:: YOUR INSTRUCTIONS ::
Print out each entry below exactly, please.

:: A run of records ::
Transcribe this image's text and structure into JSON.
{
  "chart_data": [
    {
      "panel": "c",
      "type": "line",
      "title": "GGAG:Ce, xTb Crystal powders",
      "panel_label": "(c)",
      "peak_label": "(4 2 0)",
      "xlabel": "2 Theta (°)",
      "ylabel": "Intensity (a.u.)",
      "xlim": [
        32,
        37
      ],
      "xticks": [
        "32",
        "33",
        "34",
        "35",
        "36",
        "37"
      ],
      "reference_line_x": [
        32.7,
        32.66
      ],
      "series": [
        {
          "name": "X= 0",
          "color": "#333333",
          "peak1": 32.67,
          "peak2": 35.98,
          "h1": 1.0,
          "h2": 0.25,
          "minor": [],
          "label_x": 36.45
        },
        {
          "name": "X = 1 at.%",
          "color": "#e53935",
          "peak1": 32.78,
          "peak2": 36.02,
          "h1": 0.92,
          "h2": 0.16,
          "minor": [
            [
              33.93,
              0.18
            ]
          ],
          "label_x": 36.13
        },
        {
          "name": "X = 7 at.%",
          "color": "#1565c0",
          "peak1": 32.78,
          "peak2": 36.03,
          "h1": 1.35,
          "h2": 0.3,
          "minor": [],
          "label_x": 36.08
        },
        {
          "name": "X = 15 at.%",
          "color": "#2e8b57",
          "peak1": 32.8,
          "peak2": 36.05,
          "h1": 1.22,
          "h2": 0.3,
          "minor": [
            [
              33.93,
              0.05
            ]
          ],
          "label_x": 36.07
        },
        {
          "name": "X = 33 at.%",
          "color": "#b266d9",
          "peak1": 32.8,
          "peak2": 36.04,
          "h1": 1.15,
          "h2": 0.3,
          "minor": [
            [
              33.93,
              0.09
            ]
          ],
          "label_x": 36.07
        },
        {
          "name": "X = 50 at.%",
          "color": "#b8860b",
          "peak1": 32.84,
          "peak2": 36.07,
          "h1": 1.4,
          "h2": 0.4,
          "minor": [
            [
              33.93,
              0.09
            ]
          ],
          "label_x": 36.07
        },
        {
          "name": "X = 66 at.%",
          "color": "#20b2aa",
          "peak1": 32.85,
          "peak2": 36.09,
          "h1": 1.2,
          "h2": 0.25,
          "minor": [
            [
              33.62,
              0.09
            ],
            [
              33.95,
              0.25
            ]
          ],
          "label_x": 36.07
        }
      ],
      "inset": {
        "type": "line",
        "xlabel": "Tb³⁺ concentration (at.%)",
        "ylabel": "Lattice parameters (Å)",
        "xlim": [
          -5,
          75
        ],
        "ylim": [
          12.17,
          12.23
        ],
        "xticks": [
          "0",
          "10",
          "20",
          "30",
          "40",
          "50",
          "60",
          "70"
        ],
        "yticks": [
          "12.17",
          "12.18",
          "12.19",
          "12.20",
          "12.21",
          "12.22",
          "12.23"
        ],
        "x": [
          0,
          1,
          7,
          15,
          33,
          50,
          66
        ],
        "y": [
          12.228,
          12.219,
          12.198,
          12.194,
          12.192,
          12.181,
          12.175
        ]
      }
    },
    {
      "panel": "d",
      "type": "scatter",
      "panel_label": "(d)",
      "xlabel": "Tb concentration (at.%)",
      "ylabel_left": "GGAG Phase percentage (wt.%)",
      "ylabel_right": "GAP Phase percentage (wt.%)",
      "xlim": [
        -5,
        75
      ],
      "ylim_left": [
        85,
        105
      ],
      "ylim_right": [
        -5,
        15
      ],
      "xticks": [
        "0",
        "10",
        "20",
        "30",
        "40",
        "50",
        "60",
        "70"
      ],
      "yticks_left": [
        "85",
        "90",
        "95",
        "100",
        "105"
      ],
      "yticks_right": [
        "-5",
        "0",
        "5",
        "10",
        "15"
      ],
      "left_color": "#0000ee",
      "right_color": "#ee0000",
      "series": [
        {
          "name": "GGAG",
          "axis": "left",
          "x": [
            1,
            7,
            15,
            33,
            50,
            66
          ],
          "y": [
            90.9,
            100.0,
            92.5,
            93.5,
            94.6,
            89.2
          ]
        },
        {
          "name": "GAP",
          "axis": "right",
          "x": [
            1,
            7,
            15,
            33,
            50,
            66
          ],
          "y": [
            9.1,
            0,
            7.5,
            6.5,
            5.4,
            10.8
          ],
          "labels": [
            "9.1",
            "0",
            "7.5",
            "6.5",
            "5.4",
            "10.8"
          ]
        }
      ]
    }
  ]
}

:: CORRECT RESPONSE ::
Transcribe this image's text and structure into JSON.
{
  "chart_data": [
    {
      "panel": "c",
      "type": "line",
      "title": "GGAG:Ce, xTb Crystal powders",
      "panel_label": "(c)",
      "peak_label": "(4 2 0)",
      "xlabel": "2 Theta (°)",
      "ylabel": "Intensity (a.u.)",
      "xlim": [
        32,
        37
      ],
      "xticks": [
        "32",
        "33",
        "34",
        "35",
        "36",
        "37"
      ],
      "reference_line_x": [
        32.7,
        32.66
      ],
      "series": [
        {
          "name": "X= 0",
          "color": "#333333",
          "peak1": 32.67,
          "peak2": 35.98,
          "h1": 1.0,
          "h2": 0.25,
          "minor": [],
          "label_x": 36.45
        },
        {
          "name": "X = 1 at.%",
          "color": "#e53935",
          "peak1": 32.78,
          "peak2": 36.02,
          "h1": 0.92,
          "h2": 0.16,
          "minor": [
            [
              33.93,
              0.18
            ]
          ],
          "label_x": 36.13
        },
        {
          "name": "X = 7 at.%",
          "color": "#1565c0",
          "peak1": 32.78,
          "peak2": 36.03,
          "h1": 1.35,
          "h2": 0.3,
          "minor": [],
          "label_x": 36.08
        },
        {
          "name": "X = 15 at.%",
          "color": "#2e8b57",
          "peak1": 32.8,
          "peak2": 36.05,
          "h1": 1.22,
          "h2": 0.3,
          "minor": [
            [
              33.93,
              0.05
            ]
          ],
          "label_x": 36.07
        },
        {
          "name": "X = 33 at.%",
          "color": "#b266d9",
          "peak1": 32.8,
          "peak2": 36.04,
          "h1": 1.15,
          "h2": 0.3,
          "minor": [
            [
              33.93,
              0.09
            ]
          ],
          "label_x": 36.07
        },
        {
          "name": "X = 50 at.%",
          "color": "#b8860b",
          "peak1": 32.84,
          "peak2": 36.07,
          "h1": 1.4,
          "h2": 0.4,
          "minor": [
            [
              33.93,
              0.09
            ]
          ],
          "label_x": 36.07
        },
        {
          "name": "X = 66 at.%",
          "color": "#20b2aa",
          "peak1": 32.85,
          "peak2": 36.09,
          "h1": 1.2,
          "h2": 0.25,
          "minor": [
            [
              33.62,
              0.09
            ],
            [
              33.95,
              0.25
            ]
          ],
          "label_x": 36.07
        }
      ],
      "inset": {
        "type": "line",
        "xlabel": "Tb³⁺ concentration (at.%)",
        "ylabel": "Lattice parameters (Å)",
        "xlim": [
          -5,
          75
        ],
        "ylim": [
          12.17,
          12.23
        ],
        "xticks": [
          "0",
          "10",
          "20",
          "30",
          "40",
          "50",
          "60",
          "70"
        ],
        "yticks": [
          "12.17",
          "12.18",
          "12.19",
          "12.20",
          "12.21",
          "12.22",
          "12.23"
        ],
        "x": [
          0,
          1,
          7,
          15,
          33,
          50,
          66
        ],
        "y": [
          12.228,
          12.219,
          12.198,
          12.194,
          12.192,
          12.181,
          12.175
        ]
      }
    },
    {
      "panel": "d",
      "type": "scatter",
      "panel_label": "(d)",
      "xlabel": "Tb concentration (at.%)",
      "ylabel_left": "GGAG Phase percentage (wt.%)",
      "ylabel_right": "GAP Phase percentage (wt.%)",
      "xlim": [
        -5,
        75
      ],
      "ylim_left": [
        85,
        105
      ],
      "ylim_right": [
        -5,
        15
      ],
      "xticks": [
        "0",
        "10",
        "20",
        "30",
        "40",
        "50",
        "60",
        "70"
      ],
      "yticks_left": [
        "85",
        "90",
        "95",
        "100",
        "105"
      ],
      "yticks_right": [
        "-5",
        "0",
        "5",
        "10",
        "15"
      ],
      "left_color": "#0000ee",
      "right_color": "#ee0000",
      "series": [
        {
          "name": "GGAG",
          "axis": "left",
          "x": [
            1,
            7,
            15,
            33,
            50,
            66
          ],
          "y": [
            90.9,
            100.0,
            92.5,
            93.5,
            94.6,
            89.2
          ]
        },
        {
          "name": "GAP",
          "axis": "right",
          "x": [
            1,
            7,
            15,
            33,
            50,
            66
          ],
          "y": [
            9.1,
            0,
            7.5,
            6.5,
            5.4,
            10.8
          ],
          "labels": [
            "9.1",
            "0",
            "7.5",
            "6.5",
            "5.4",
            "10.8"
          ]
        }
      ]
    }
  ]
}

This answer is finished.